↓↓↓

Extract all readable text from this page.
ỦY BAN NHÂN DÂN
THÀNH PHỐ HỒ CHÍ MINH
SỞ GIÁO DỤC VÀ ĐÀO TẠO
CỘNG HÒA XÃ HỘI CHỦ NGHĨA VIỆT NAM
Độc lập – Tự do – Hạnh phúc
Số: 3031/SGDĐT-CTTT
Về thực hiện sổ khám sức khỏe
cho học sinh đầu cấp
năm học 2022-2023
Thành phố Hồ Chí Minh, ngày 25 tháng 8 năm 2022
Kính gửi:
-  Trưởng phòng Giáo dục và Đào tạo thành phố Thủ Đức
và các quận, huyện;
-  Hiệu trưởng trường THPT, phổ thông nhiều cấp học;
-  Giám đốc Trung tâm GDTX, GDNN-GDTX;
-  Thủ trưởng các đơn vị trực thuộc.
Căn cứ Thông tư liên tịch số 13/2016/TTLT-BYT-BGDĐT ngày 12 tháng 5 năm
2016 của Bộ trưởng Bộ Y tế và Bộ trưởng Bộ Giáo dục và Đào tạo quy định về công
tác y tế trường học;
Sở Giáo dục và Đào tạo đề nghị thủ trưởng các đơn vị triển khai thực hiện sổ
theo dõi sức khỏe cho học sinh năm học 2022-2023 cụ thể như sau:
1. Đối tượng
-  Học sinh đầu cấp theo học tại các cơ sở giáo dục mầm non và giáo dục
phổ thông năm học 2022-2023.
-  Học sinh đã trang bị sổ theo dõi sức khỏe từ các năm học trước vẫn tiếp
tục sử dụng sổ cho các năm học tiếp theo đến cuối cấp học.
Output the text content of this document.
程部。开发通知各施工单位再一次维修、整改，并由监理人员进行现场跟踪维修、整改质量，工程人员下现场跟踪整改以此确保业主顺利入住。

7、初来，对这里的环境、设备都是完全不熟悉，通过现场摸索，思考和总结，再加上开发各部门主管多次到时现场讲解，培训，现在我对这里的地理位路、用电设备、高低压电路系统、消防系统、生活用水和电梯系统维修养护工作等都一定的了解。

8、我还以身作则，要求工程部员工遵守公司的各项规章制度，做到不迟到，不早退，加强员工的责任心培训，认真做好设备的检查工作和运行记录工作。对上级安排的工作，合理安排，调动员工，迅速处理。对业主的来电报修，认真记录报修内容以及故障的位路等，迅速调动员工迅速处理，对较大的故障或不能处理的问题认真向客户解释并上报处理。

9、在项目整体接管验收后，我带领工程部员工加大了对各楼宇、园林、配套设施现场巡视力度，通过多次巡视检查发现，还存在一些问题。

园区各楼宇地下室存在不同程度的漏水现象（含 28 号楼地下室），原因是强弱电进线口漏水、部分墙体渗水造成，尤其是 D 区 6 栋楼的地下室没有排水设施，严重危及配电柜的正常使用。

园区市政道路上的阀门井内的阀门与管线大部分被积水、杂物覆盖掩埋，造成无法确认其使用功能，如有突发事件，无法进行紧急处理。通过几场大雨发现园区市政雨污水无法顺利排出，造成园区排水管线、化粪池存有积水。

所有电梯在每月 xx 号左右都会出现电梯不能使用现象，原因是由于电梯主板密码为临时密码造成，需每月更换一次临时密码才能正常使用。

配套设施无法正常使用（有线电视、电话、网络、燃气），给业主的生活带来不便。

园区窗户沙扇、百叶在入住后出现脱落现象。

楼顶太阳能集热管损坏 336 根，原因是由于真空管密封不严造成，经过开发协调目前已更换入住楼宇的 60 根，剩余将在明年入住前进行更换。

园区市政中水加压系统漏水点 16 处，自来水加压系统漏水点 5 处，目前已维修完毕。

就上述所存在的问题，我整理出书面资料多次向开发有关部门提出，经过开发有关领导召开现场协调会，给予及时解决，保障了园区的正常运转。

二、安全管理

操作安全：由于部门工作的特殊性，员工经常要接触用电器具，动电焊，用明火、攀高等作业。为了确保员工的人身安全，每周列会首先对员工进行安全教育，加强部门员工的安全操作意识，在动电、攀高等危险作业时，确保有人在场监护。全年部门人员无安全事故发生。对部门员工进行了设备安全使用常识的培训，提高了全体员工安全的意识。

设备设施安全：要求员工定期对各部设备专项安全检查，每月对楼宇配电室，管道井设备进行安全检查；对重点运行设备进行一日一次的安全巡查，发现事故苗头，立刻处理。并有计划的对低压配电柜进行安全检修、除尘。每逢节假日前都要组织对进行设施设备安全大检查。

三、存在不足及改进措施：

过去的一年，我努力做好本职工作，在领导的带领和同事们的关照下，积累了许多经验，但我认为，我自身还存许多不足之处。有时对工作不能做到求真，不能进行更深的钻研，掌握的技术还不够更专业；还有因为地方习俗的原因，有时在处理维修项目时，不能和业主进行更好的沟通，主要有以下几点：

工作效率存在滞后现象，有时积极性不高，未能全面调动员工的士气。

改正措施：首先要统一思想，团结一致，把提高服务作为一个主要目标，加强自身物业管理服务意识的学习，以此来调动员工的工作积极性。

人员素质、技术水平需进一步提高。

↑↑↑
↓↓↓

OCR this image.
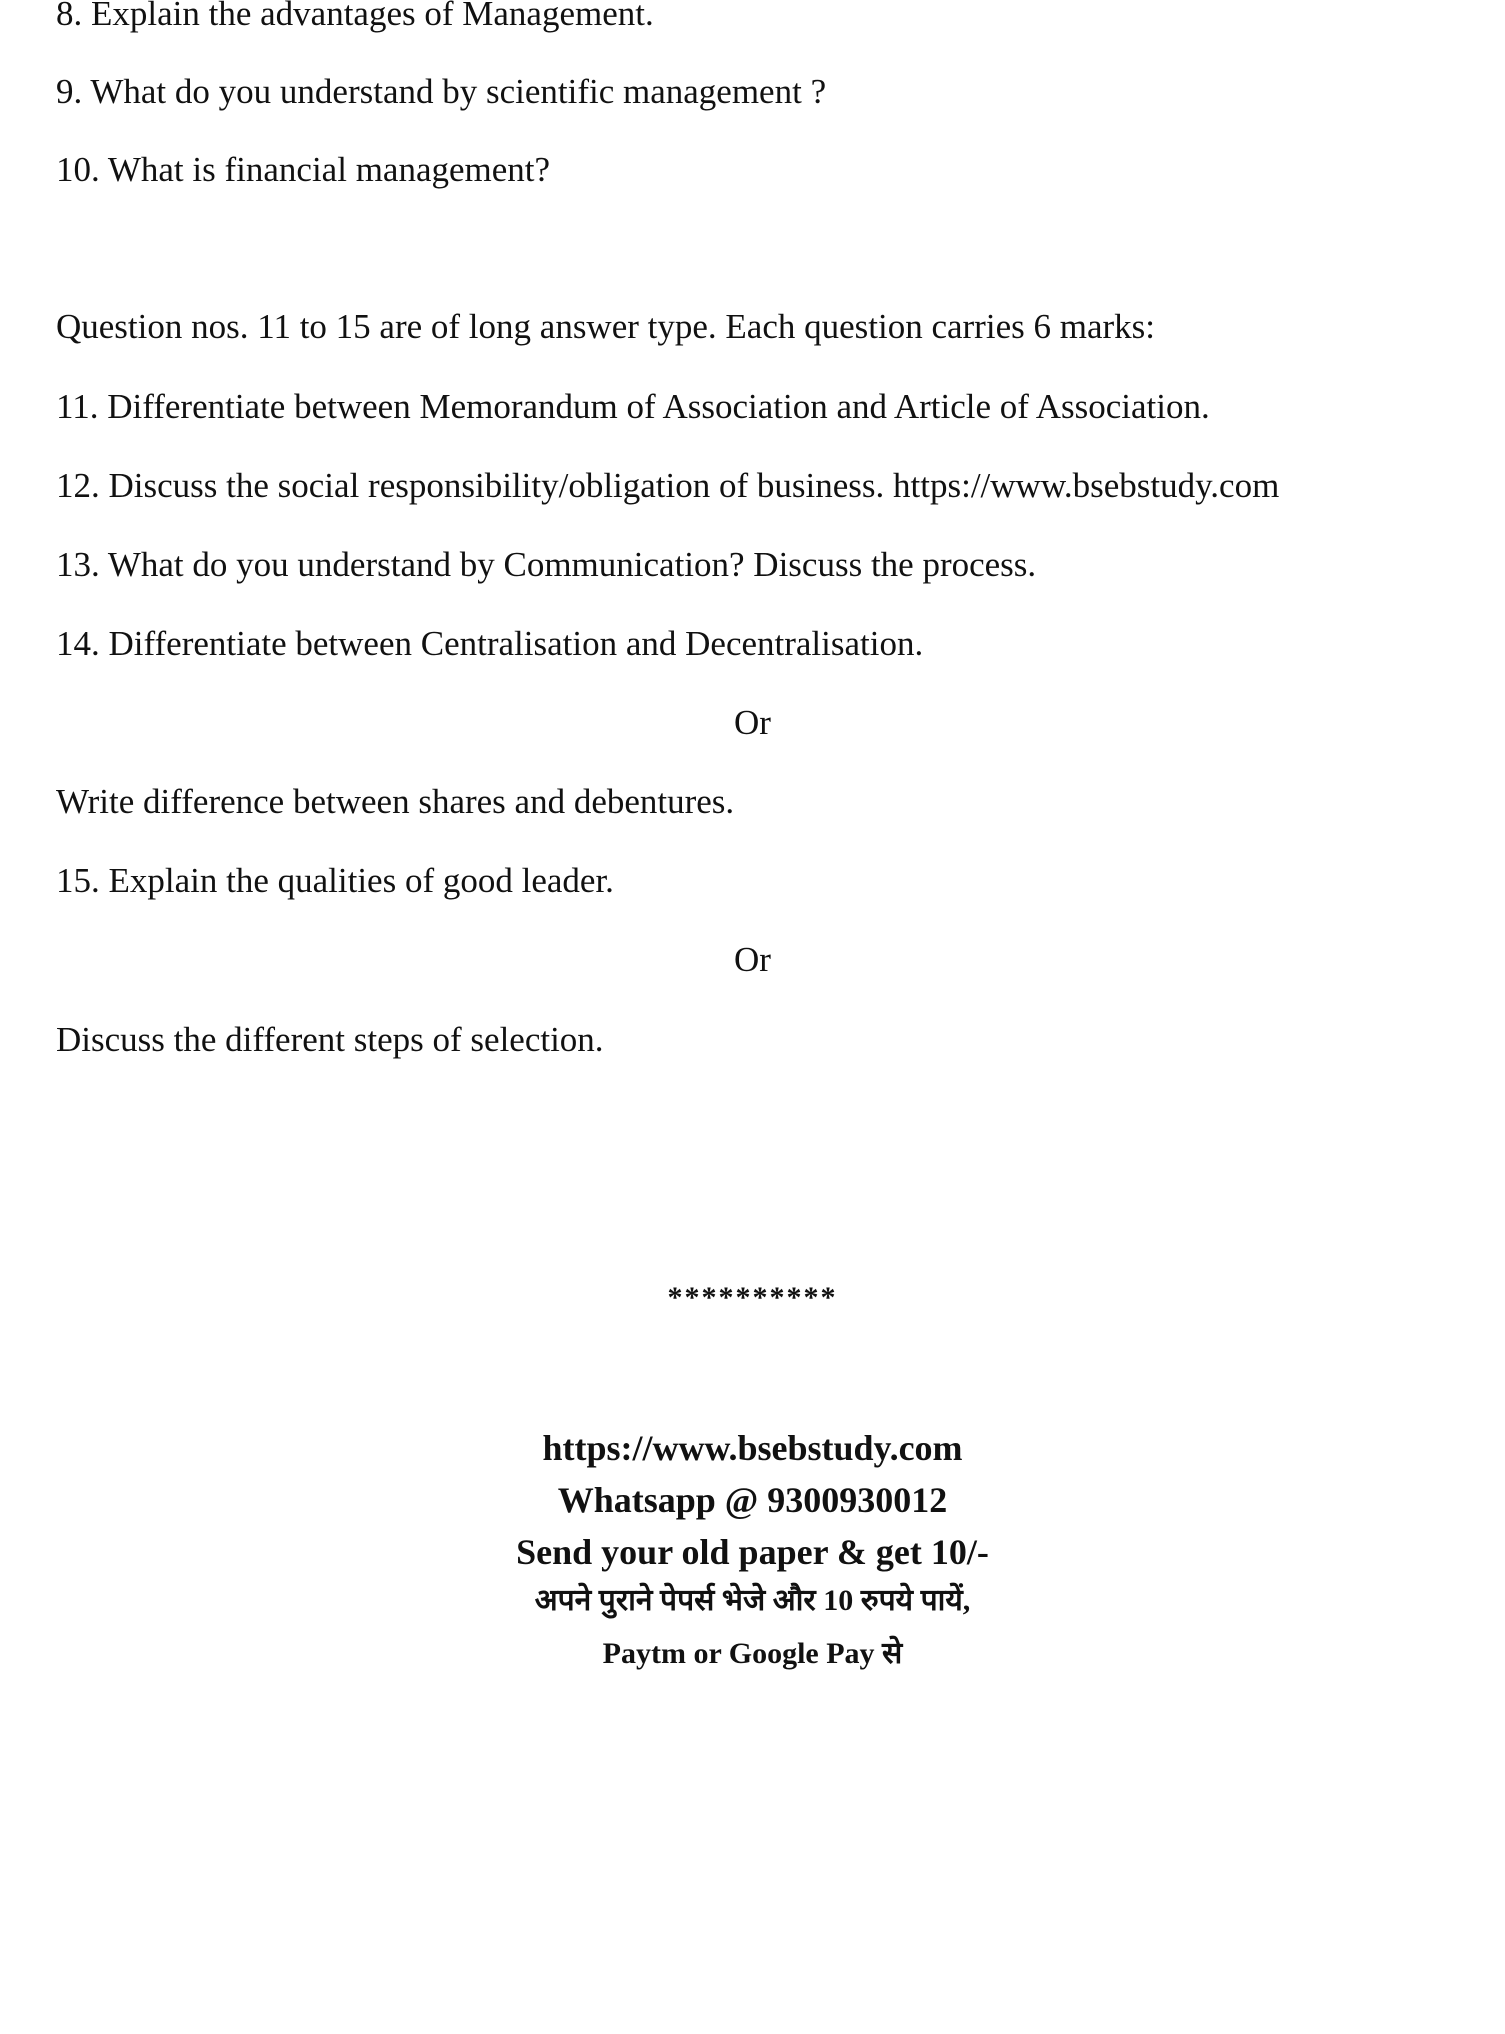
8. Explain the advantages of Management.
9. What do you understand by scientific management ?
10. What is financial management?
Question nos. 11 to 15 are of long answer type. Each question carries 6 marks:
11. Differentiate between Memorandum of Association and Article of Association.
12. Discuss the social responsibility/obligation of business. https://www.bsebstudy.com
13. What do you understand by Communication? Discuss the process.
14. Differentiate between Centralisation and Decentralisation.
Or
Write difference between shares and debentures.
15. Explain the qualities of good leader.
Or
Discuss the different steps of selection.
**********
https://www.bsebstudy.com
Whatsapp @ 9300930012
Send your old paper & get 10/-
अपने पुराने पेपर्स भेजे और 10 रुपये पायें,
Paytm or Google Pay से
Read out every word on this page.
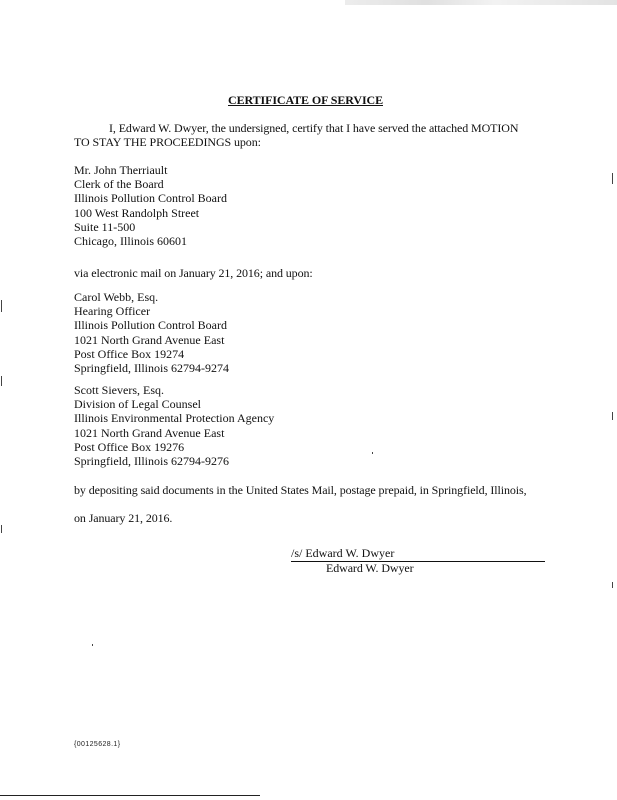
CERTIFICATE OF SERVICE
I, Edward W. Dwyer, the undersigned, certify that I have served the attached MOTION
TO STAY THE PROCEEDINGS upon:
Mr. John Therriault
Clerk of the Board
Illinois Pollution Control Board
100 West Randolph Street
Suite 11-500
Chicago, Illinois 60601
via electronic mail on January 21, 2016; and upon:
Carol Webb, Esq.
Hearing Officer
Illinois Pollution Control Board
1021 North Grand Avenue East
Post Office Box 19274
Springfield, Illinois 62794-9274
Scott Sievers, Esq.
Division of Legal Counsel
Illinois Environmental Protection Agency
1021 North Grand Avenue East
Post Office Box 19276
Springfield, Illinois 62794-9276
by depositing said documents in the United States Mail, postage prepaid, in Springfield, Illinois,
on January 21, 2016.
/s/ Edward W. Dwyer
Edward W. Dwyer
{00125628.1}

↑↑↑

Show the lines where the word "tháng" appears in the entries.

=== Right answer ===
Thành phố Hồ Chí Minh, ngày 25 tháng 8 năm 2022
Căn cứ Thông tư liên tịch số 13/2016/TTLT-BYT-BGDĐT ngày 12 tháng 5 năm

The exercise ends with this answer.